▶ _PROVIDED INFORMATION_
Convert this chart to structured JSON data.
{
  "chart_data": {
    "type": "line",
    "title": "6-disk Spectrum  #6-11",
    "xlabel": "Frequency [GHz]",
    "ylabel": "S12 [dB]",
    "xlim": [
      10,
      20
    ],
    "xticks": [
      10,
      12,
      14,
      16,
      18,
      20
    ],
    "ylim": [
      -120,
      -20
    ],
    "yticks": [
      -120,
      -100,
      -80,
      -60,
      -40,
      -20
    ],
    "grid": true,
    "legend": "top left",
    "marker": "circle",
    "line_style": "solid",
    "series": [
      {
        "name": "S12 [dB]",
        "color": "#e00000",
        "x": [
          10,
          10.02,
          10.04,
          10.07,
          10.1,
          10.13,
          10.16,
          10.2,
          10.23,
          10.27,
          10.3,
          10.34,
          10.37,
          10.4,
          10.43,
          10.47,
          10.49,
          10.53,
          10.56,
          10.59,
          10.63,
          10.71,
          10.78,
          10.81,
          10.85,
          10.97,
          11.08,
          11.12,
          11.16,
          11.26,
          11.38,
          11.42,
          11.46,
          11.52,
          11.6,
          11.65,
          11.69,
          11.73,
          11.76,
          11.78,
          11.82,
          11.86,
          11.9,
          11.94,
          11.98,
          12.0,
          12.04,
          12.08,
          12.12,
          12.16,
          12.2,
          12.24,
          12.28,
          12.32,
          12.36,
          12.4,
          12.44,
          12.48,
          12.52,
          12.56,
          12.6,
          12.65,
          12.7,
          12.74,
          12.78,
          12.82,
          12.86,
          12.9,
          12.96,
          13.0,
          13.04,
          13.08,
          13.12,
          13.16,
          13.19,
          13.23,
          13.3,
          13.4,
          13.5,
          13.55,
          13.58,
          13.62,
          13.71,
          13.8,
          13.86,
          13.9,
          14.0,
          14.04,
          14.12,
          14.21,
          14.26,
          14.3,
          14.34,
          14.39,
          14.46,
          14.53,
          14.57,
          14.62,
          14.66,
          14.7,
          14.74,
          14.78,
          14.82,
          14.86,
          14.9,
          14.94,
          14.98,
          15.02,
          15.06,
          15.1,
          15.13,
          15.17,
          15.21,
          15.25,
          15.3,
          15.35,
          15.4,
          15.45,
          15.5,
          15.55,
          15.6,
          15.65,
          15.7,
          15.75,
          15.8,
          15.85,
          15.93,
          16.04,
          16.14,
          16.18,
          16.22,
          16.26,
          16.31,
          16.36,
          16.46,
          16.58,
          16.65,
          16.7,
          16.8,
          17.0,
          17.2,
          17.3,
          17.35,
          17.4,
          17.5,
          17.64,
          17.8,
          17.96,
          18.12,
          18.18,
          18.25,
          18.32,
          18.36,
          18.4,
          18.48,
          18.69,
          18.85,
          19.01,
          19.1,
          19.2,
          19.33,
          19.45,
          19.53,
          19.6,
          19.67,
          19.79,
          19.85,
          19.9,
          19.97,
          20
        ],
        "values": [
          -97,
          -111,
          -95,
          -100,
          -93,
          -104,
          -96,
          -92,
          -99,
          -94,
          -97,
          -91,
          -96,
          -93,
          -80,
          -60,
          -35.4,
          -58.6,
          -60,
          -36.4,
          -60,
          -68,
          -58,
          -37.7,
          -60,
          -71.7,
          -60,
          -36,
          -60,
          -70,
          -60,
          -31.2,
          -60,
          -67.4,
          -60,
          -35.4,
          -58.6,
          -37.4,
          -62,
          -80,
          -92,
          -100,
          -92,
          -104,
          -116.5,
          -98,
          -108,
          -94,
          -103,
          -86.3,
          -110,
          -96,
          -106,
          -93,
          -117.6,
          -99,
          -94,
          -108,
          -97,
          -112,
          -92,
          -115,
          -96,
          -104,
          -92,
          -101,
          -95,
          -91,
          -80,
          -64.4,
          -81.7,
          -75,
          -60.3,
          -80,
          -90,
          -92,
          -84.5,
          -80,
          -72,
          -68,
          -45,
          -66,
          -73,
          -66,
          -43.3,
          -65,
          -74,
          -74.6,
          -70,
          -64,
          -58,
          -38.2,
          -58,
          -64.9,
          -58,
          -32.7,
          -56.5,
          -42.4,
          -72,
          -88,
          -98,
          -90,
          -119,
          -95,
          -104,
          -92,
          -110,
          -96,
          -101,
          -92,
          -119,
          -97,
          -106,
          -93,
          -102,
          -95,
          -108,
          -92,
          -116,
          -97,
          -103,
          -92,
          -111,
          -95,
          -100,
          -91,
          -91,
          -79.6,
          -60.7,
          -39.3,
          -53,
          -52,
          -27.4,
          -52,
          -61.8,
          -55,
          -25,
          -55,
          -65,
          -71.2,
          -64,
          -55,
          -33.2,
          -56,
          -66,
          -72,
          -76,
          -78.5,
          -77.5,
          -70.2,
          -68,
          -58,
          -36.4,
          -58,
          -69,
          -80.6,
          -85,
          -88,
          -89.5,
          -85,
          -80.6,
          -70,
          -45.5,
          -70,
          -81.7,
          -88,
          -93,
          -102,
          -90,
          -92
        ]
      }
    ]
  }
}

▶ _STATED TASK_
Retype every record above exactly as written.

▶ _ANSWER IN FULL_
Convert this chart to structured JSON data.
{
  "chart_data": {
    "type": "line",
    "title": "6-disk Spectrum  #6-11",
    "xlabel": "Frequency [GHz]",
    "ylabel": "S12 [dB]",
    "xlim": [
      10,
      20
    ],
    "xticks": [
      10,
      12,
      14,
      16,
      18,
      20
    ],
    "ylim": [
      -120,
      -20
    ],
    "yticks": [
      -120,
      -100,
      -80,
      -60,
      -40,
      -20
    ],
    "grid": true,
    "legend": "top left",
    "marker": "circle",
    "line_style": "solid",
    "series": [
      {
        "name": "S12 [dB]",
        "color": "#e00000",
        "x": [
          10,
          10.02,
          10.04,
          10.07,
          10.1,
          10.13,
          10.16,
          10.2,
          10.23,
          10.27,
          10.3,
          10.34,
          10.37,
          10.4,
          10.43,
          10.47,
          10.49,
          10.53,
          10.56,
          10.59,
          10.63,
          10.71,
          10.78,
          10.81,
          10.85,
          10.97,
          11.08,
          11.12,
          11.16,
          11.26,
          11.38,
          11.42,
          11.46,
          11.52,
          11.6,
          11.65,
          11.69,
          11.73,
          11.76,
          11.78,
          11.82,
          11.86,
          11.9,
          11.94,
          11.98,
          12.0,
          12.04,
          12.08,
          12.12,
          12.16,
          12.2,
          12.24,
          12.28,
          12.32,
          12.36,
          12.4,
          12.44,
          12.48,
          12.52,
          12.56,
          12.6,
          12.65,
          12.7,
          12.74,
          12.78,
          12.82,
          12.86,
          12.9,
          12.96,
          13.0,
          13.04,
          13.08,
          13.12,
          13.16,
          13.19,
          13.23,
          13.3,
          13.4,
          13.5,
          13.55,
          13.58,
          13.62,
          13.71,
          13.8,
          13.86,
          13.9,
          14.0,
          14.04,
          14.12,
          14.21,
          14.26,
          14.3,
          14.34,
          14.39,
          14.46,
          14.53,
          14.57,
          14.62,
          14.66,
          14.7,
          14.74,
          14.78,
          14.82,
          14.86,
          14.9,
          14.94,
          14.98,
          15.02,
          15.06,
          15.1,
          15.13,
          15.17,
          15.21,
          15.25,
          15.3,
          15.35,
          15.4,
          15.45,
          15.5,
          15.55,
          15.6,
          15.65,
          15.7,
          15.75,
          15.8,
          15.85,
          15.93,
          16.04,
          16.14,
          16.18,
          16.22,
          16.26,
          16.31,
          16.36,
          16.46,
          16.58,
          16.65,
          16.7,
          16.8,
          17.0,
          17.2,
          17.3,
          17.35,
          17.4,
          17.5,
          17.64,
          17.8,
          17.96,
          18.12,
          18.18,
          18.25,
          18.32,
          18.36,
          18.4,
          18.48,
          18.69,
          18.85,
          19.01,
          19.1,
          19.2,
          19.33,
          19.45,
          19.53,
          19.6,
          19.67,
          19.79,
          19.85,
          19.9,
          19.97,
          20
        ],
        "values": [
          -97,
          -111,
          -95,
          -100,
          -93,
          -104,
          -96,
          -92,
          -99,
          -94,
          -97,
          -91,
          -96,
          -93,
          -80,
          -60,
          -35.4,
          -58.6,
          -60,
          -36.4,
          -60,
          -68,
          -58,
          -37.7,
          -60,
          -71.7,
          -60,
          -36,
          -60,
          -70,
          -60,
          -31.2,
          -60,
          -67.4,
          -60,
          -35.4,
          -58.6,
          -37.4,
          -62,
          -80,
          -92,
          -100,
          -92,
          -104,
          -116.5,
          -98,
          -108,
          -94,
          -103,
          -86.3,
          -110,
          -96,
          -106,
          -93,
          -117.6,
          -99,
          -94,
          -108,
          -97,
          -112,
          -92,
          -115,
          -96,
          -104,
          -92,
          -101,
          -95,
          -91,
          -80,
          -64.4,
          -81.7,
          -75,
          -60.3,
          -80,
          -90,
          -92,
          -84.5,
          -80,
          -72,
          -68,
          -45,
          -66,
          -73,
          -66,
          -43.3,
          -65,
          -74,
          -74.6,
          -70,
          -64,
          -58,
          -38.2,
          -58,
          -64.9,
          -58,
          -32.7,
          -56.5,
          -42.4,
          -72,
          -88,
          -98,
          -90,
          -119,
          -95,
          -104,
          -92,
          -110,
          -96,
          -101,
          -92,
          -119,
          -97,
          -106,
          -93,
          -102,
          -95,
          -108,
          -92,
          -116,
          -97,
          -103,
          -92,
          -111,
          -95,
          -100,
          -91,
          -91,
          -79.6,
          -60.7,
          -39.3,
          -53,
          -52,
          -27.4,
          -52,
          -61.8,
          -55,
          -25,
          -55,
          -65,
          -71.2,
          -64,
          -55,
          -33.2,
          -56,
          -66,
          -72,
          -76,
          -78.5,
          -77.5,
          -70.2,
          -68,
          -58,
          -36.4,
          -58,
          -69,
          -80.6,
          -85,
          -88,
          -89.5,
          -85,
          -80.6,
          -70,
          -45.5,
          -70,
          -81.7,
          -88,
          -93,
          -102,
          -90,
          -92
        ]
      }
    ]
  }
}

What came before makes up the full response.